[Instructions for the task]
Where a line contains the word "Burrito", copy that line in full.
※
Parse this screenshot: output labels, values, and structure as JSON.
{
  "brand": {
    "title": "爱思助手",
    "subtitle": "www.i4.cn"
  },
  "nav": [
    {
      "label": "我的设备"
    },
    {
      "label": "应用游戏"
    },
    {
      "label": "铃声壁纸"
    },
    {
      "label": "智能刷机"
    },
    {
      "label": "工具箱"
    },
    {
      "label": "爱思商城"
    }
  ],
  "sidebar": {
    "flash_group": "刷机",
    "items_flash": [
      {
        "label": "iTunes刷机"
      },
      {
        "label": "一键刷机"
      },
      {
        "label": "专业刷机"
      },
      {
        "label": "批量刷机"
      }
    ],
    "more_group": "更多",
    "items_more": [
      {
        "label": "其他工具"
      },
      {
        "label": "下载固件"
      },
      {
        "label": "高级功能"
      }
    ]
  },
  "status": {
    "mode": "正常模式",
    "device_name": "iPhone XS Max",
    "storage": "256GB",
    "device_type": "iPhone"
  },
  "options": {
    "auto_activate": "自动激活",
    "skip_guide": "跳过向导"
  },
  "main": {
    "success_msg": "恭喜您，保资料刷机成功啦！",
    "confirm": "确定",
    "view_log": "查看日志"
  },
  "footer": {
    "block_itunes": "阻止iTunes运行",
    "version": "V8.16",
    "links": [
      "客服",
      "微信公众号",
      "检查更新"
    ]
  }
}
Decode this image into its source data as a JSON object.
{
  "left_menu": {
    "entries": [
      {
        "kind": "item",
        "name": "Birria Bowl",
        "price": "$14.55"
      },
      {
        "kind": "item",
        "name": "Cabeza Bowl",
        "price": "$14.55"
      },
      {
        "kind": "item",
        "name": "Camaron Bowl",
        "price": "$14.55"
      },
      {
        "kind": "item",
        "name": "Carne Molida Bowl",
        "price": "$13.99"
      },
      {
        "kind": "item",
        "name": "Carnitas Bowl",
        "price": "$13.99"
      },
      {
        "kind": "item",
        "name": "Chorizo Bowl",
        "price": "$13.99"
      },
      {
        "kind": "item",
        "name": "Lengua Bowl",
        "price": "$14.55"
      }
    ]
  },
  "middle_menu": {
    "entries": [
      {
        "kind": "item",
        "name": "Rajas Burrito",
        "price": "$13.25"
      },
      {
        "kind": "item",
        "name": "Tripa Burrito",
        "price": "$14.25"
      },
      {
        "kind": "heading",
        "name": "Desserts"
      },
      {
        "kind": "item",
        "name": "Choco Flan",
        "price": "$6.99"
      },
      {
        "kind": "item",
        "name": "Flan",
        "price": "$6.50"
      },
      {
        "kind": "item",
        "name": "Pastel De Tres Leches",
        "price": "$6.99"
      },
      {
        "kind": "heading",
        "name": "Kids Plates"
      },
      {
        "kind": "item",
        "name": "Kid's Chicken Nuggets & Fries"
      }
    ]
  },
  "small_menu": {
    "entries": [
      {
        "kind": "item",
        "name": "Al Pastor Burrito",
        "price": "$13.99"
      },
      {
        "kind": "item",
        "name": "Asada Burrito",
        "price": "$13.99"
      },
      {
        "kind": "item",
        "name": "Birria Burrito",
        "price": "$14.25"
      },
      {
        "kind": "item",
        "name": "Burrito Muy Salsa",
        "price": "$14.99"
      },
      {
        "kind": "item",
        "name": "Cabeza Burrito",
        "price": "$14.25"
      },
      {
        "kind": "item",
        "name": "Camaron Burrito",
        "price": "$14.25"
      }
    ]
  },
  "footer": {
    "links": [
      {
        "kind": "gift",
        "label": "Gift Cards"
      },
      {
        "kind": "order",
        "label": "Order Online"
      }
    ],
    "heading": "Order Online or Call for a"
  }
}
※
[Task result]
        "name": "Rajas Burrito",
        "name": "Tripa Burrito",
        "name": "Al Pastor Burrito",
        "name": "Asada Burrito",
        "name": "Birria Burrito",
        "name": "Burrito Muy Salsa",
        "name": "Cabeza Burrito",
        "name": "Camaron Burrito",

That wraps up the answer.